* **Written request**
Pick out each line in these entries that contains the string "JSON".

(Chart and figure data)

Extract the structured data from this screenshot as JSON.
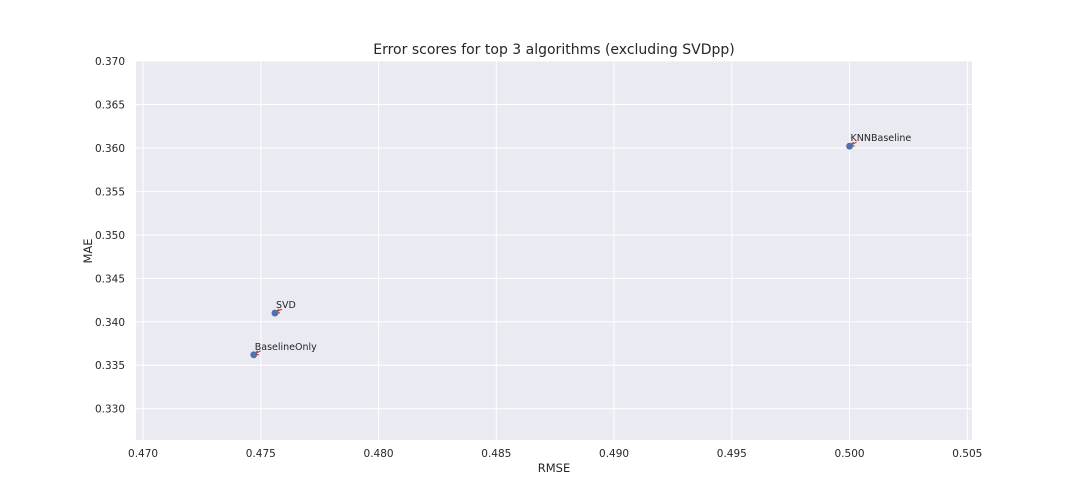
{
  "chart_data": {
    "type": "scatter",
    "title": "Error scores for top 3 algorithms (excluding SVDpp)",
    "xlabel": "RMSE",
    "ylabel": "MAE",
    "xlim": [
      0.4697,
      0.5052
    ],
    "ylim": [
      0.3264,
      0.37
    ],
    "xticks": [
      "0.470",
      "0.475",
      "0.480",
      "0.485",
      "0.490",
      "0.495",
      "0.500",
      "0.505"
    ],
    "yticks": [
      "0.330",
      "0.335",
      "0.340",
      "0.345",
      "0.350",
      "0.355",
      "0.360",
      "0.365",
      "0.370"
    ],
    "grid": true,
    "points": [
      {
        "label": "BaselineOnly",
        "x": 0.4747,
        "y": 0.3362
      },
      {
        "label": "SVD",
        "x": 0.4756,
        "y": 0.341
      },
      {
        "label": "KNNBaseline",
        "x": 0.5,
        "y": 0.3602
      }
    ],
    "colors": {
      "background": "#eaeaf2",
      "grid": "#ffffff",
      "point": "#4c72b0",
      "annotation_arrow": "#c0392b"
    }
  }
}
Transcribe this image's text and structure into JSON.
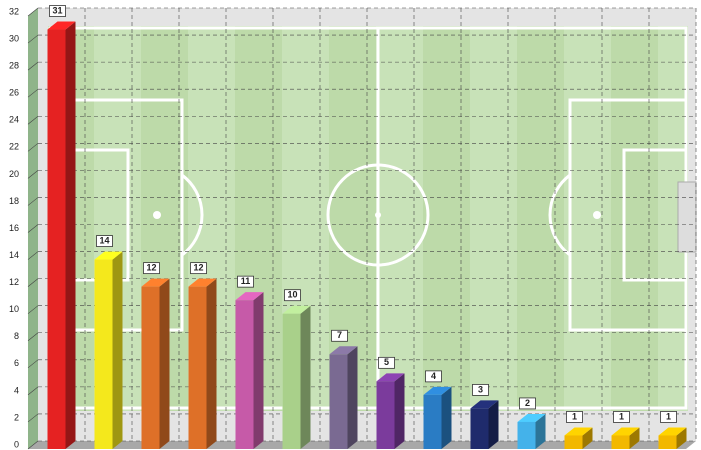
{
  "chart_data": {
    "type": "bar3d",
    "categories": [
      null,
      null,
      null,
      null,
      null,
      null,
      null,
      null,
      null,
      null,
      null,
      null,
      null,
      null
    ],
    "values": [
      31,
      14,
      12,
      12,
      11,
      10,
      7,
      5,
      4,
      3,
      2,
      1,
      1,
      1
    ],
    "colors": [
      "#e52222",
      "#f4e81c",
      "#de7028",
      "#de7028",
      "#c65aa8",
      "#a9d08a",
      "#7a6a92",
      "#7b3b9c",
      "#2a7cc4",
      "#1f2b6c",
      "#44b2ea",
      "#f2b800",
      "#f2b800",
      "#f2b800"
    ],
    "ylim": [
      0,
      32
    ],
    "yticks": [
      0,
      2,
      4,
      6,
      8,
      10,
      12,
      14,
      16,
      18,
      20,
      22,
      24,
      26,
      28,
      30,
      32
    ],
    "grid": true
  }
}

* **Reply**
Extract the structured data from this screenshot as JSON.
Transcribe this image's text and structure into JSON.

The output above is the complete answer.